--- Stored rows ---
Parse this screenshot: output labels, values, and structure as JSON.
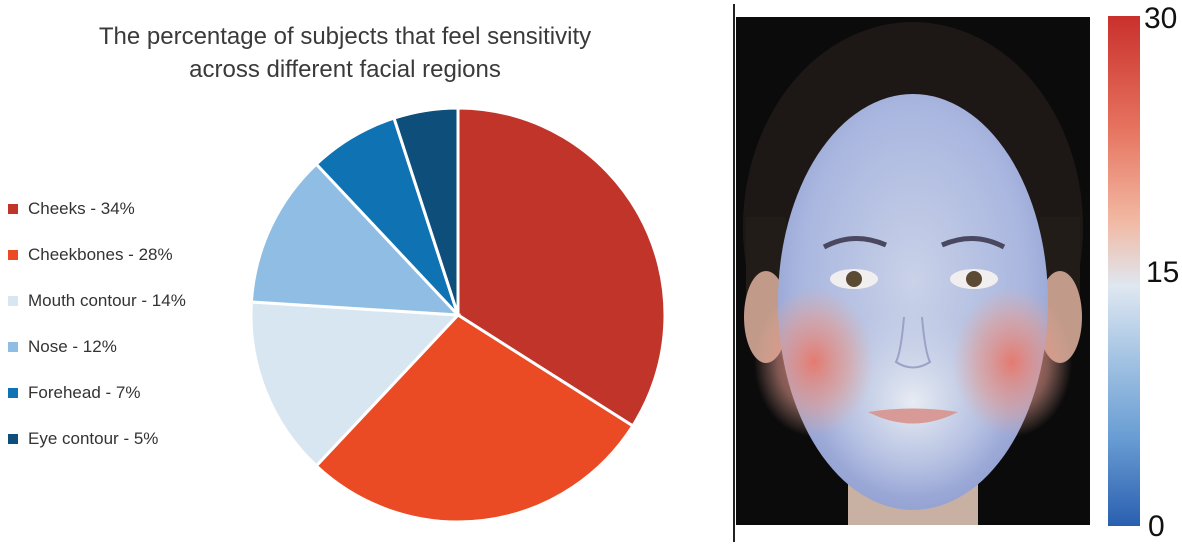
{
  "chart_data": {
    "type": "pie",
    "title_lines": [
      "The percentage of subjects that feel sensitivity",
      "across different facial regions"
    ],
    "categories": [
      "Cheeks",
      "Cheekbones",
      "Mouth contour",
      "Nose",
      "Forehead",
      "Eye contour"
    ],
    "values": [
      34,
      28,
      14,
      12,
      7,
      5
    ],
    "legend_labels": [
      "Cheeks - 34%",
      "Cheekbones - 28%",
      "Mouth contour - 14%",
      "Nose - 12%",
      "Forehead - 7%",
      "Eye contour - 5%"
    ],
    "colors": [
      "#c0342a",
      "#ea4a24",
      "#d8e6f2",
      "#8fbde3",
      "#0f72b3",
      "#0d4e7a"
    ],
    "legend_position": "left"
  },
  "heatmap": {
    "colorbar_labels": {
      "max": "30",
      "mid": "15",
      "min": "0"
    },
    "colorbar_colors": [
      "#c9302c",
      "#f2b8a2",
      "#dfe7f1",
      "#6b9fd4",
      "#2a5fb0"
    ]
  }
}
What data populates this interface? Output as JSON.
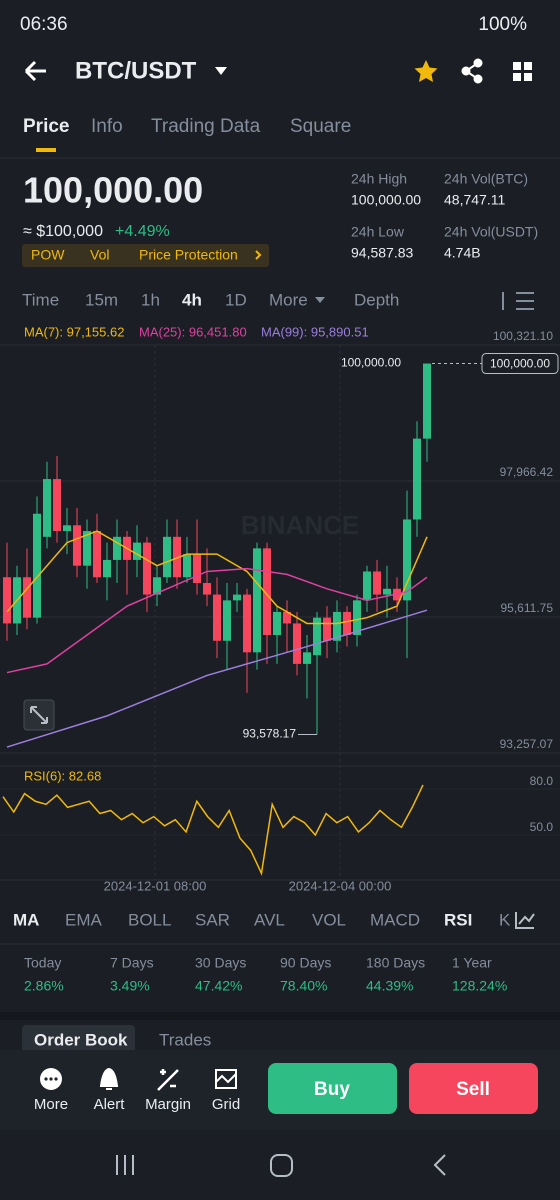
{
  "status": {
    "time": "06:36",
    "battery": "100%"
  },
  "header": {
    "pair": "BTC/USDT"
  },
  "tabs": [
    "Price",
    "Info",
    "Trading Data",
    "Square"
  ],
  "price": {
    "last": "100,000.00",
    "fiat": "≈ $100,000",
    "change": "+4.49%",
    "badges": [
      "POW",
      "Vol",
      "Price Protection"
    ],
    "stats": [
      {
        "label": "24h High",
        "value": "100,000.00"
      },
      {
        "label": "24h Vol(BTC)",
        "value": "48,747.11"
      },
      {
        "label": "24h Low",
        "value": "94,587.83"
      },
      {
        "label": "24h Vol(USDT)",
        "value": "4.74B"
      }
    ]
  },
  "intervals": [
    "Time",
    "15m",
    "1h",
    "4h",
    "1D",
    "More",
    "Depth"
  ],
  "chart": {
    "type": "candlestick",
    "ma_legend": [
      "MA(7): 97,155.62",
      "MA(25): 96,451.80",
      "MA(99): 95,890.51"
    ],
    "ylim": [
      93257.07,
      100321.1
    ],
    "yticks": [
      {
        "value": 100321.1,
        "label": "100,321.10"
      },
      {
        "value": 97966.42,
        "label": "97,966.42"
      },
      {
        "value": 95611.75,
        "label": "95,611.75"
      },
      {
        "value": 93257.07,
        "label": "93,257.07"
      }
    ],
    "open": [
      96300,
      95500,
      96300,
      95600,
      97000,
      98000,
      97100,
      97200,
      96500,
      97100,
      96300,
      96600,
      97000,
      96600,
      96900,
      96000,
      96300,
      97000,
      96300,
      96700,
      96200,
      96000,
      95200,
      95900,
      96000,
      95000,
      96800,
      95300,
      95700,
      95500,
      94800,
      94950,
      95600,
      95200,
      95700,
      95300,
      95900,
      96400,
      96000,
      96100,
      95900,
      97300,
      98700
    ],
    "high": [
      96900,
      96500,
      96800,
      97700,
      98300,
      98400,
      97500,
      97500,
      97300,
      97400,
      96900,
      97300,
      97100,
      97200,
      97000,
      96500,
      97300,
      97300,
      97000,
      97300,
      96800,
      96300,
      96200,
      96200,
      96100,
      96900,
      96900,
      95800,
      95900,
      95700,
      95300,
      95700,
      95800,
      95900,
      95800,
      96000,
      96500,
      96600,
      96500,
      96300,
      97800,
      99000,
      100000
    ],
    "low": [
      95200,
      95300,
      95400,
      95500,
      96800,
      96900,
      96700,
      96300,
      96100,
      96200,
      95900,
      96200,
      96000,
      96300,
      95700,
      95800,
      96200,
      96100,
      96200,
      96000,
      95800,
      94900,
      94700,
      95700,
      94300,
      94700,
      94800,
      94800,
      95000,
      94600,
      94200,
      93578.17,
      94900,
      95000,
      95100,
      95100,
      95700,
      95700,
      95600,
      95700,
      94900,
      97000,
      98300
    ],
    "close": [
      95500,
      96300,
      95600,
      97400,
      98000,
      97100,
      97200,
      96500,
      97100,
      96300,
      96600,
      97000,
      96600,
      96900,
      96000,
      96300,
      97000,
      96300,
      96700,
      96200,
      96000,
      95200,
      95900,
      96000,
      95000,
      96800,
      95300,
      95700,
      95500,
      94800,
      95000,
      95600,
      95200,
      95700,
      95300,
      95900,
      96400,
      96000,
      96100,
      95900,
      97300,
      98700,
      100000
    ],
    "ma": [
      {
        "name": "MA(7)",
        "color": "#f0b90b",
        "x": [
          0,
          3,
          6,
          9,
          12,
          15,
          18,
          21,
          24,
          27,
          30,
          33,
          36,
          39,
          42
        ],
        "values": [
          95700,
          96300,
          96900,
          97100,
          96800,
          96500,
          96700,
          96700,
          96400,
          95800,
          95500,
          95500,
          95600,
          95800,
          97000
        ]
      },
      {
        "name": "MA(25)",
        "color": "#e040a0",
        "x": [
          0,
          4,
          8,
          12,
          16,
          20,
          24,
          28,
          32,
          36,
          40,
          42
        ],
        "values": [
          94650,
          94800,
          95300,
          95800,
          96100,
          96400,
          96450,
          96350,
          96100,
          95900,
          96050,
          96300
        ]
      },
      {
        "name": "MA(99)",
        "color": "#9b7ede",
        "x": [
          0,
          10,
          20,
          30,
          42
        ],
        "values": [
          93360,
          93900,
          94600,
          95100,
          95730
        ]
      }
    ],
    "up_color": "#2ebd85",
    "down_color": "#f6465d",
    "last_price_label": "100,000.00",
    "high_label": "100,000.00",
    "low_label": "93,578.17",
    "watermark": "BINANCE",
    "x_labels": [
      "2024-12-01 08:00",
      "2024-12-04 00:00"
    ],
    "rsi": {
      "label": "RSI(6): 82.68",
      "color": "#f0b90b",
      "yticks": [
        {
          "value": 80,
          "label": "80.0"
        },
        {
          "value": 50,
          "label": "50.0"
        }
      ],
      "values": [
        75,
        65,
        77,
        72,
        70,
        76,
        68,
        70,
        72,
        64,
        66,
        60,
        64,
        58,
        62,
        56,
        60,
        52,
        72,
        62,
        55,
        66,
        48,
        40,
        25,
        70,
        55,
        62,
        58,
        50,
        64,
        58,
        62,
        52,
        58,
        66,
        60,
        55,
        68,
        82.68
      ]
    }
  },
  "indicators": [
    "MA",
    "EMA",
    "BOLL",
    "SAR",
    "AVL",
    "VOL",
    "MACD",
    "RSI",
    "K"
  ],
  "performance": [
    {
      "period": "Today",
      "value": "2.86%"
    },
    {
      "period": "7 Days",
      "value": "3.49%"
    },
    {
      "period": "30 Days",
      "value": "47.42%"
    },
    {
      "period": "90 Days",
      "value": "78.40%"
    },
    {
      "period": "180 Days",
      "value": "44.39%"
    },
    {
      "period": "1 Year",
      "value": "128.24%"
    }
  ],
  "book_tabs": [
    "Order Book",
    "Trades"
  ],
  "actions": [
    "More",
    "Alert",
    "Margin",
    "Grid"
  ],
  "buy": "Buy",
  "sell": "Sell"
}
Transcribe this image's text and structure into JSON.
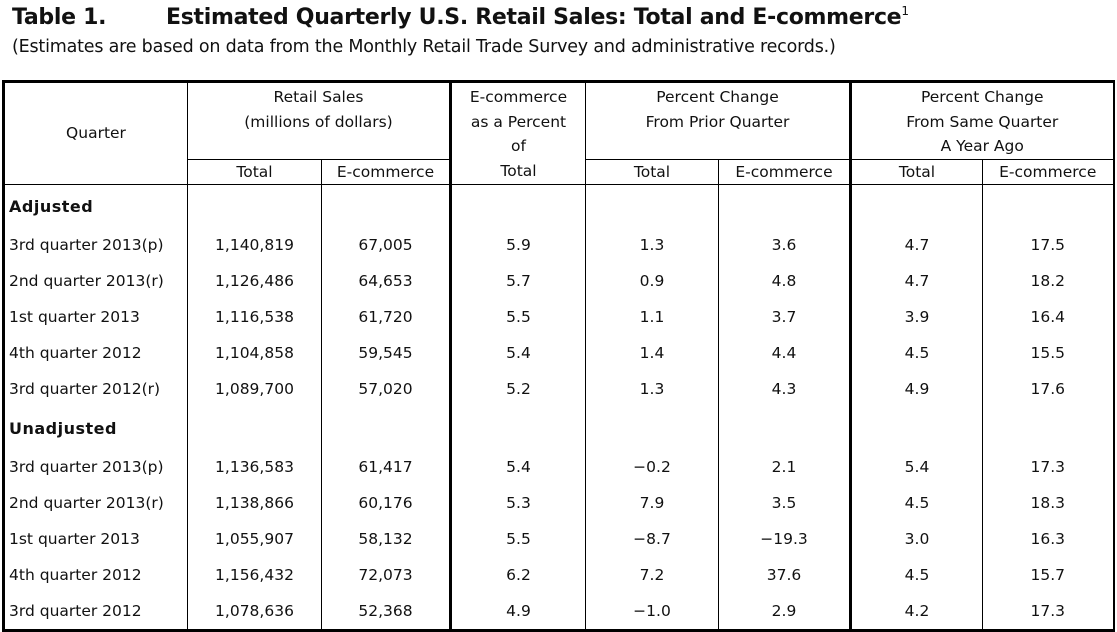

--- Task requirements ---
Leaving the pictures aside, transcribe the entire listing exactly.

--- Correct output ---
Parse this screenshot: output labels, values, and structure as JSON.
{
  "chart_data": {
    "type": "pie",
    "title_lines": [
      "The percentage of subjects that feel sensitivity",
      "across different facial regions"
    ],
    "categories": [
      "Cheeks",
      "Cheekbones",
      "Mouth contour",
      "Nose",
      "Forehead",
      "Eye contour"
    ],
    "values": [
      34,
      28,
      14,
      12,
      7,
      5
    ],
    "legend_labels": [
      "Cheeks - 34%",
      "Cheekbones - 28%",
      "Mouth contour - 14%",
      "Nose - 12%",
      "Forehead - 7%",
      "Eye contour - 5%"
    ],
    "colors": [
      "#c0342a",
      "#ea4a24",
      "#d8e6f2",
      "#8fbde3",
      "#0f72b3",
      "#0d4e7a"
    ],
    "legend_position": "left"
  },
  "heatmap": {
    "colorbar_labels": {
      "max": "30",
      "mid": "15",
      "min": "0"
    },
    "colorbar_colors": [
      "#c9302c",
      "#f2b8a2",
      "#dfe7f1",
      "#6b9fd4",
      "#2a5fb0"
    ]
  }
}
What data populates this interface? Output as JSON.
{
  "status": {
    "time": "06:36",
    "battery": "100%"
  },
  "header": {
    "pair": "BTC/USDT"
  },
  "tabs": [
    "Price",
    "Info",
    "Trading Data",
    "Square"
  ],
  "price": {
    "last": "100,000.00",
    "fiat": "≈ $100,000",
    "change": "+4.49%",
    "badges": [
      "POW",
      "Vol",
      "Price Protection"
    ],
    "stats": [
      {
        "label": "24h High",
        "value": "100,000.00"
      },
      {
        "label": "24h Vol(BTC)",
        "value": "48,747.11"
      },
      {
        "label": "24h Low",
        "value": "94,587.83"
      },
      {
        "label": "24h Vol(USDT)",
        "value": "4.74B"
      }
    ]
  },
  "intervals": [
    "Time",
    "15m",
    "1h",
    "4h",
    "1D",
    "More",
    "Depth"
  ],
  "chart": {
    "type": "candlestick",
    "ma_legend": [
      "MA(7): 97,155.62",
      "MA(25): 96,451.80",
      "MA(99): 95,890.51"
    ],
    "ylim": [
      93257.07,
      100321.1
    ],
    "yticks": [
      {
        "value": 100321.1,
        "label": "100,321.10"
      },
      {
        "value": 97966.42,
        "label": "97,966.42"
      },
      {
        "value": 95611.75,
        "label": "95,611.75"
      },
      {
        "value": 93257.07,
        "label": "93,257.07"
      }
    ],
    "open": [
      96300,
      95500,
      96300,
      95600,
      97000,
      98000,
      97100,
      97200,
      96500,
      97100,
      96300,
      96600,
      97000,
      96600,
      96900,
      96000,
      96300,
      97000,
      96300,
      96700,
      96200,
      96000,
      95200,
      95900,
      96000,
      95000,
      96800,
      95300,
      95700,
      95500,
      94800,
      94950,
      95600,
      95200,
      95700,
      95300,
      95900,
      96400,
      96000,
      96100,
      95900,
      97300,
      98700
    ],
    "high": [
      96900,
      96500,
      96800,
      97700,
      98300,
      98400,
      97500,
      97500,
      97300,
      97400,
      96900,
      97300,
      97100,
      97200,
      97000,
      96500,
      97300,
      97300,
      97000,
      97300,
      96800,
      96300,
      96200,
      96200,
      96100,
      96900,
      96900,
      95800,
      95900,
      95700,
      95300,
      95700,
      95800,
      95900,
      95800,
      96000,
      96500,
      96600,
      96500,
      96300,
      97800,
      99000,
      100000
    ],
    "low": [
      95200,
      95300,
      95400,
      95500,
      96800,
      96900,
      96700,
      96300,
      96100,
      96200,
      95900,
      96200,
      96000,
      96300,
      95700,
      95800,
      96200,
      96100,
      96200,
      96000,
      95800,
      94900,
      94700,
      95700,
      94300,
      94700,
      94800,
      94800,
      95000,
      94600,
      94200,
      93578.17,
      94900,
      95000,
      95100,
      95100,
      95700,
      95700,
      95600,
      95700,
      94900,
      97000,
      98300
    ],
    "close": [
      95500,
      96300,
      95600,
      97400,
      98000,
      97100,
      97200,
      96500,
      97100,
      96300,
      96600,
      97000,
      96600,
      96900,
      96000,
      96300,
      97000,
      96300,
      96700,
      96200,
      96000,
      95200,
      95900,
      96000,
      95000,
      96800,
      95300,
      95700,
      95500,
      94800,
      95000,
      95600,
      95200,
      95700,
      95300,
      95900,
      96400,
      96000,
      96100,
      95900,
      97300,
      98700,
      100000
    ],
    "ma": [
      {
        "name": "MA(7)",
        "color": "#f0b90b",
        "x": [
          0,
          3,
          6,
          9,
          12,
          15,
          18,
          21,
          24,
          27,
          30,
          33,
          36,
          39,
          42
        ],
        "values": [
          95700,
          96300,
          96900,
          97100,
          96800,
          96500,
          96700,
          96700,
          96400,
          95800,
          95500,
          95500,
          95600,
          95800,
          97000
        ]
      },
      {
        "name": "MA(25)",
        "color": "#e040a0",
        "x": [
          0,
          4,
          8,
          12,
          16,
          20,
          24,
          28,
          32,
          36,
          40,
          42
        ],
        "values": [
          94650,
          94800,
          95300,
          95800,
          96100,
          96400,
          96450,
          96350,
          96100,
          95900,
          96050,
          96300
        ]
      },
      {
        "name": "MA(99)",
        "color": "#9b7ede",
        "x": [
          0,
          10,
          20,
          30,
          42
        ],
        "values": [
          93360,
          93900,
          94600,
          95100,
          95730
        ]
      }
    ],
    "up_color": "#2ebd85",
    "down_color": "#f6465d",
    "last_price_label": "100,000.00",
    "high_label": "100,000.00",
    "low_label": "93,578.17",
    "watermark": "BINANCE",
    "x_labels": [
      "2024-12-01 08:00",
      "2024-12-04 00:00"
    ],
    "rsi": {
      "label": "RSI(6): 82.68",
      "color": "#f0b90b",
      "yticks": [
        {
          "value": 80,
          "label": "80.0"
        },
        {
          "value": 50,
          "label": "50.0"
        }
      ],
      "values": [
        75,
        65,
        77,
        72,
        70,
        76,
        68,
        70,
        72,
        64,
        66,
        60,
        64,
        58,
        62,
        56,
        60,
        52,
        72,
        62,
        55,
        66,
        48,
        40,
        25,
        70,
        55,
        62,
        58,
        50,
        64,
        58,
        62,
        52,
        58,
        66,
        60,
        55,
        68,
        82.68
      ]
    }
  },
  "indicators": [
    "MA",
    "EMA",
    "BOLL",
    "SAR",
    "AVL",
    "VOL",
    "MACD",
    "RSI",
    "K"
  ],
  "performance": [
    {
      "period": "Today",
      "value": "2.86%"
    },
    {
      "period": "7 Days",
      "value": "3.49%"
    },
    {
      "period": "30 Days",
      "value": "47.42%"
    },
    {
      "period": "90 Days",
      "value": "78.40%"
    },
    {
      "period": "180 Days",
      "value": "44.39%"
    },
    {
      "period": "1 Year",
      "value": "128.24%"
    }
  ],
  "book_tabs": [
    "Order Book",
    "Trades"
  ],
  "actions": [
    "More",
    "Alert",
    "Margin",
    "Grid"
  ],
  "buy": "Buy",
  "sell": "Sell"
}
Transcribe this image's text and structure into JSON.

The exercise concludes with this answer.